**What the task asks**
Take every line from the listing below that contains "exposed".

**Task material**
******

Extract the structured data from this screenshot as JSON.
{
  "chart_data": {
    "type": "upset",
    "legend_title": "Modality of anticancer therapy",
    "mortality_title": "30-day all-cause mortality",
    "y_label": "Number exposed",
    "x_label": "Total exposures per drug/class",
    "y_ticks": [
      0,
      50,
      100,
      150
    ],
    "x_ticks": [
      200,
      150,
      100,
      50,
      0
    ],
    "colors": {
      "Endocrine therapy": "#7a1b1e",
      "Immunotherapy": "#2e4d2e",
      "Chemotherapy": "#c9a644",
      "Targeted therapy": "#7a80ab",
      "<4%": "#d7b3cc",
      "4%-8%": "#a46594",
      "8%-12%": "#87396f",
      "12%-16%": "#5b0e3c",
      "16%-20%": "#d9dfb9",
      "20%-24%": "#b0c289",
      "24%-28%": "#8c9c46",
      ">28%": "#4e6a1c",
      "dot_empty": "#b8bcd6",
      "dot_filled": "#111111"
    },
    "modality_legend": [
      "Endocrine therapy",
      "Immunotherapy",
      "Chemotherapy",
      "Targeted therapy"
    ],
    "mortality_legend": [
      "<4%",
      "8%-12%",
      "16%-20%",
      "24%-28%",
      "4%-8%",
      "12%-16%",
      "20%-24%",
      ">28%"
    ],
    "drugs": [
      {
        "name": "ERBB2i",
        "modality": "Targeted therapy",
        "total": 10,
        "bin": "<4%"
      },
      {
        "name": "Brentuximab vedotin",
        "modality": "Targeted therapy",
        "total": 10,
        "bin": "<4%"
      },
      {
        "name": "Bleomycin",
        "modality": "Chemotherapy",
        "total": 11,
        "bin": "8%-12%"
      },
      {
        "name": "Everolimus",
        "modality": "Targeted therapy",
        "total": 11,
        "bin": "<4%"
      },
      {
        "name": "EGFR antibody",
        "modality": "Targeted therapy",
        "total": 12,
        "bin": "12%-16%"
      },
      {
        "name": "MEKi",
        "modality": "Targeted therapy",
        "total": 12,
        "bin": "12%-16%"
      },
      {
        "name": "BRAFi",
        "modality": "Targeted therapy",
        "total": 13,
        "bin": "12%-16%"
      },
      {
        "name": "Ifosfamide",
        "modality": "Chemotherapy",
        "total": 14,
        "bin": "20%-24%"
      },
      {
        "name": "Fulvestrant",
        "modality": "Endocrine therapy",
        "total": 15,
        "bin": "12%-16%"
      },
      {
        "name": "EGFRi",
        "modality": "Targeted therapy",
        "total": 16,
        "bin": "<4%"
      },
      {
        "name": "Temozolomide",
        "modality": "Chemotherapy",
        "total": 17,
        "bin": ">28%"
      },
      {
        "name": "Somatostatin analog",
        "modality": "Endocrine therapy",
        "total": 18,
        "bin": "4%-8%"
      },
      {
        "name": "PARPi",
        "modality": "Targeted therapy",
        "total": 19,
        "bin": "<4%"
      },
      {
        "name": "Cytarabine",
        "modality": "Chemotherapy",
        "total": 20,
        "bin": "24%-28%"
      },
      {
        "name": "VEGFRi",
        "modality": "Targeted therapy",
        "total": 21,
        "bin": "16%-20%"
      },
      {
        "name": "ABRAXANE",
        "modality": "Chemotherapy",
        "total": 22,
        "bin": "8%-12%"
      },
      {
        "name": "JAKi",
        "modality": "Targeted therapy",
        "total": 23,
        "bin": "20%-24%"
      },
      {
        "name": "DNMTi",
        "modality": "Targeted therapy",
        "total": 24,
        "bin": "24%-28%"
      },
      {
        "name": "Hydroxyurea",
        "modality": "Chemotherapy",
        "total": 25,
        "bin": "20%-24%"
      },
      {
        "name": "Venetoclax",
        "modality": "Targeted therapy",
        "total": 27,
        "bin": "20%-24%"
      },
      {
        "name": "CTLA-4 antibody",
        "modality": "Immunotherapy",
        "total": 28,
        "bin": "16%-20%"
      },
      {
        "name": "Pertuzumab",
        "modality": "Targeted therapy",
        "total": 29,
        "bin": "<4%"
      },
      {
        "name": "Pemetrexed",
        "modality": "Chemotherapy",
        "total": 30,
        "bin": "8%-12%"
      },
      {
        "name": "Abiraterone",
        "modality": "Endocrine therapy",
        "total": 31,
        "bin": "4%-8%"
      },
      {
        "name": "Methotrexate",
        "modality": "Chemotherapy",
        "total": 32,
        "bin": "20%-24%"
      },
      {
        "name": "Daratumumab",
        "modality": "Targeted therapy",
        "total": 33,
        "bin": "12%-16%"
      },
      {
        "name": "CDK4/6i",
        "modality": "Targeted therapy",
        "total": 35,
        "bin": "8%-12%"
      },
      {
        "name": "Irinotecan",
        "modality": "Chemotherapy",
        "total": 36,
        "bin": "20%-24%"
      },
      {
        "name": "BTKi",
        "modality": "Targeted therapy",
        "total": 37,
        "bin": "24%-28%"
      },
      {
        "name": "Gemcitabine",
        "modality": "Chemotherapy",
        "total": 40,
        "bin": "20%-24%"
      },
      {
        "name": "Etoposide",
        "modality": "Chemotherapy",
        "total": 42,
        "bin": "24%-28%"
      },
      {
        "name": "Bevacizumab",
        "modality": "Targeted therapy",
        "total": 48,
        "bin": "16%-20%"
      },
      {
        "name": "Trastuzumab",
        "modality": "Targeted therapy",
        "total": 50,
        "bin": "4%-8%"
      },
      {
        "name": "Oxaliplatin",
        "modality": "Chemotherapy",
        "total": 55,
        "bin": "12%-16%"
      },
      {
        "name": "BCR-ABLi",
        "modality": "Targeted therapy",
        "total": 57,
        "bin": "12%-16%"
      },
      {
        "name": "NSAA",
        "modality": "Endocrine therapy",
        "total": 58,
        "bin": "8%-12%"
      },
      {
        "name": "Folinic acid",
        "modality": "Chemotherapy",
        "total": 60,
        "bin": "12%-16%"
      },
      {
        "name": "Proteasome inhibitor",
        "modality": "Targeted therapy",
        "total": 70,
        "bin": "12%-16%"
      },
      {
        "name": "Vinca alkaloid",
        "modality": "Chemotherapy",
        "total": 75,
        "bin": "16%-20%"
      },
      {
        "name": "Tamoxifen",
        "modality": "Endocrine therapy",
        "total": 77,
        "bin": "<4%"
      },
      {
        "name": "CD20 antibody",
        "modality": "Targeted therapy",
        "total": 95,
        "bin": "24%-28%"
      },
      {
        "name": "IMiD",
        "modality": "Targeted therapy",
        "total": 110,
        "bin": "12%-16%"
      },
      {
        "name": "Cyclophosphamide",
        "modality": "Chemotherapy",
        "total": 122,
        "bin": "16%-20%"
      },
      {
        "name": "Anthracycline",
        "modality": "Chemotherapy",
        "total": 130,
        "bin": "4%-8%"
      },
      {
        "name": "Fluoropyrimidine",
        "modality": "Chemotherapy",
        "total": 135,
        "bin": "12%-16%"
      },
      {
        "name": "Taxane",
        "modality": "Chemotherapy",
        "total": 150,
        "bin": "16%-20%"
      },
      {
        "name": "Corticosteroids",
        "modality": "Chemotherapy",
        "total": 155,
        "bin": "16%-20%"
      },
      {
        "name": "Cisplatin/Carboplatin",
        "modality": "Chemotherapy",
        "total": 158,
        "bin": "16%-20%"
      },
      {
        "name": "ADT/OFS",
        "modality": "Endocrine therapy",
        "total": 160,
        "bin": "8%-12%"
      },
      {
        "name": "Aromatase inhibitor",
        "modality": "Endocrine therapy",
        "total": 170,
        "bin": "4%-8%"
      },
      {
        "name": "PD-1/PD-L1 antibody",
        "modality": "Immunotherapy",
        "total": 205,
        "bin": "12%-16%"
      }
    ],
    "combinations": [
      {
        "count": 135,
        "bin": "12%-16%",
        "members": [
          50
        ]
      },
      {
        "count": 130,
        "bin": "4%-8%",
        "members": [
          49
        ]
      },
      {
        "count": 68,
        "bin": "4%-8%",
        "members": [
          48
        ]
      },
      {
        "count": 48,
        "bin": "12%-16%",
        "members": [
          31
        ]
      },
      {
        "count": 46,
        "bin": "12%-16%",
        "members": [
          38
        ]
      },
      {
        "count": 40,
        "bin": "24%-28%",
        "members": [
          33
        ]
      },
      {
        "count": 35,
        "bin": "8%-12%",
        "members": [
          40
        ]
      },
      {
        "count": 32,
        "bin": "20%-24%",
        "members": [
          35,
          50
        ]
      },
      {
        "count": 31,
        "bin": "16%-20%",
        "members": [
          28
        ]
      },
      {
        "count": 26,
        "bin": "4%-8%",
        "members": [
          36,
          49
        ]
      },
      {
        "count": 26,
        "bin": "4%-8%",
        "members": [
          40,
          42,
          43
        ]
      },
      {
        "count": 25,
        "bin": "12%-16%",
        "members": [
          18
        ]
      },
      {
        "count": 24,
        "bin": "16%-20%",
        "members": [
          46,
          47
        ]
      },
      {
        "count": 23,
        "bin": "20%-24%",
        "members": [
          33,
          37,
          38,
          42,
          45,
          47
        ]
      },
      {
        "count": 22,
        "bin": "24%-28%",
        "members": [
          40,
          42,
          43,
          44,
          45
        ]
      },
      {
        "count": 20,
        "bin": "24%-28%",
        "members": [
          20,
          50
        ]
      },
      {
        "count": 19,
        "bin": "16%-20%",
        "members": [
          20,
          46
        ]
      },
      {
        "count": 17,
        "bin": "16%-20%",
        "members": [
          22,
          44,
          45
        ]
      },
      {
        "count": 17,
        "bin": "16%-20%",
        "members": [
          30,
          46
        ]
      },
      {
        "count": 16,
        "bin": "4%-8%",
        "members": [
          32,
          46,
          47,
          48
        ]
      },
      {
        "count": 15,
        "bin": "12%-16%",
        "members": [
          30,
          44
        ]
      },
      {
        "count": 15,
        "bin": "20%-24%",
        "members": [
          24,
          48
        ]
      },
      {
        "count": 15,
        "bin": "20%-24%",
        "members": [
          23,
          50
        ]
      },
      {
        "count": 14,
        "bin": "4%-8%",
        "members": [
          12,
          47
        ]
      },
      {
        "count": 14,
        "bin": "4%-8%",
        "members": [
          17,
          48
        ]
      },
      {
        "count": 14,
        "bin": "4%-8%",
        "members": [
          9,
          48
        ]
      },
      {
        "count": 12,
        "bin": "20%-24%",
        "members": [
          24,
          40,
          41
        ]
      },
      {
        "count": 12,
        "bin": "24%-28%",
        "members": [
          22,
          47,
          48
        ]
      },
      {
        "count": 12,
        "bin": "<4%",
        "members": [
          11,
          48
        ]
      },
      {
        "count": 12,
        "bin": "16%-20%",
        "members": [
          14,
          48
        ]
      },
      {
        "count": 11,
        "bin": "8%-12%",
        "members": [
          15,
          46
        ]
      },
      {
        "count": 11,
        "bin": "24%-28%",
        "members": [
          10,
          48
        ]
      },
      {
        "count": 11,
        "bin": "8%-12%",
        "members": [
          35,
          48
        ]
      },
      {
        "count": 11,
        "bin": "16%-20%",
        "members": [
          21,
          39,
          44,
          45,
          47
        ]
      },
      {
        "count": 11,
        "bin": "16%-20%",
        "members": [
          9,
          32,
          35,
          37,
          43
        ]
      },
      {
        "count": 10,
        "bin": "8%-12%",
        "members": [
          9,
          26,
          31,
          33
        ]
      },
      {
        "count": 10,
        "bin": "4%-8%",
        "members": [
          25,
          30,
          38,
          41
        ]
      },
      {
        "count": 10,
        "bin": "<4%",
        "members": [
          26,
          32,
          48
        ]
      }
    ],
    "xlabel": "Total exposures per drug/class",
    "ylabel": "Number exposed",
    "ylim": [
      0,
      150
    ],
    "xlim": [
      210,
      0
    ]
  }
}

******

**Solution**
    "y_label": "Number exposed",
    "ylabel": "Number exposed",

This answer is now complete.